**Work to be completed**
Quote the records word for word from the first line up to and including the line containing "page-number: 119 — [958, 47, 991, 72]".

**Data provided**
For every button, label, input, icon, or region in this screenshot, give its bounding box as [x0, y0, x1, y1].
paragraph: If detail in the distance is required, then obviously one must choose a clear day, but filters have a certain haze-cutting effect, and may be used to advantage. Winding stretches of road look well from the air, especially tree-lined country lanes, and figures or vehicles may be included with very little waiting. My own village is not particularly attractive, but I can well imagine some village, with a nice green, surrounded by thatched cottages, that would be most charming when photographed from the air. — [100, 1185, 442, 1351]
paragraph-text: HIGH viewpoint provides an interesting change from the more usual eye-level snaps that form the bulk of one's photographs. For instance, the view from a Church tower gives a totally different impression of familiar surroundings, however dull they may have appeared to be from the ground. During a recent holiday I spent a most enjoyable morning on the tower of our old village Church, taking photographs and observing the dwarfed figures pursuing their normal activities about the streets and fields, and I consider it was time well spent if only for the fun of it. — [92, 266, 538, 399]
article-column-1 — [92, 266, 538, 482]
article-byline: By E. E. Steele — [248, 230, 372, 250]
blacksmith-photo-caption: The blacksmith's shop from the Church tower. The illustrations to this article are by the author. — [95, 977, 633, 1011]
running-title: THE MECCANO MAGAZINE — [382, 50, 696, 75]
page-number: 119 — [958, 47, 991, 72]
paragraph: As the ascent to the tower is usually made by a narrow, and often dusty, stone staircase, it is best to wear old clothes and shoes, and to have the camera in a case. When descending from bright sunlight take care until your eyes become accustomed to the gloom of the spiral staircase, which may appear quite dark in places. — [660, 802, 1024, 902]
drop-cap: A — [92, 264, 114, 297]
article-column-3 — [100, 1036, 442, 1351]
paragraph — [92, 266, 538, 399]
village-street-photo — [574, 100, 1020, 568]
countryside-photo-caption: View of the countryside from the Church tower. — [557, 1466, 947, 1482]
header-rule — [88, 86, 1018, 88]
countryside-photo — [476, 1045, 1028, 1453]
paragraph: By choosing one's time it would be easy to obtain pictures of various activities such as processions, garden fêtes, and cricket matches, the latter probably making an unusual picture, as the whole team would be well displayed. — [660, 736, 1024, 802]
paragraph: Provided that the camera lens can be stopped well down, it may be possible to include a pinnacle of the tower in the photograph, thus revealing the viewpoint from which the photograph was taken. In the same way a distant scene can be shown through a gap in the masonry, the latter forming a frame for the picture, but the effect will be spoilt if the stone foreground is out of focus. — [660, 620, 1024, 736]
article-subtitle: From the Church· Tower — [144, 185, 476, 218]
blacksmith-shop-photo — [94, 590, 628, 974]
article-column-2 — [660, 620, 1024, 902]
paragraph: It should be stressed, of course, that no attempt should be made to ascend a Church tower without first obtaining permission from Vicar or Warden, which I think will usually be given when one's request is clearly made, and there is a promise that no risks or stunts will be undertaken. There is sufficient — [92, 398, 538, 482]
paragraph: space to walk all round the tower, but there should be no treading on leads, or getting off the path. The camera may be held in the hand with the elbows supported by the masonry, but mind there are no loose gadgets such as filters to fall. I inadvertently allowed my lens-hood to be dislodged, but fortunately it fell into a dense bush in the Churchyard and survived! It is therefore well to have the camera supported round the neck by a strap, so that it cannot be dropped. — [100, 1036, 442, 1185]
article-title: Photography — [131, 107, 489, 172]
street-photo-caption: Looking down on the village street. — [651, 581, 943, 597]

**Answer to this task**
For every button, label, input, icon, or region in this screenshot, give its bounding box as [x0, y0, x1, y1].
paragraph: If detail in the distance is required, then obviously one must choose a clear day, but filters have a certain haze-cutting effect, and may be used to advantage. Winding stretches of road look well from the air, especially tree-lined country lanes, and figures or vehicles may be included with very little waiting. My own village is not particularly attractive, but I can well imagine some village, with a nice green, surrounded by thatched cottages, that would be most charming when photographed from the air. — [100, 1185, 442, 1351]
paragraph-text: HIGH viewpoint provides an interesting change from the more usual eye-level snaps that form the bulk of one's photographs. For instance, the view from a Church tower gives a totally different impression of familiar surroundings, however dull they may have appeared to be from the ground. During a recent holiday I spent a most enjoyable morning on the tower of our old village Church, taking photographs and observing the dwarfed figures pursuing their normal activities about the streets and fields, and I consider it was time well spent if only for the fun of it. — [92, 266, 538, 399]
article-column-1 — [92, 266, 538, 482]
article-byline: By E. E. Steele — [248, 230, 372, 250]
blacksmith-photo-caption: The blacksmith's shop from the Church tower. The illustrations to this article are by the author. — [95, 977, 633, 1011]
running-title: THE MECCANO MAGAZINE — [382, 50, 696, 75]
page-number: 119 — [958, 47, 991, 72]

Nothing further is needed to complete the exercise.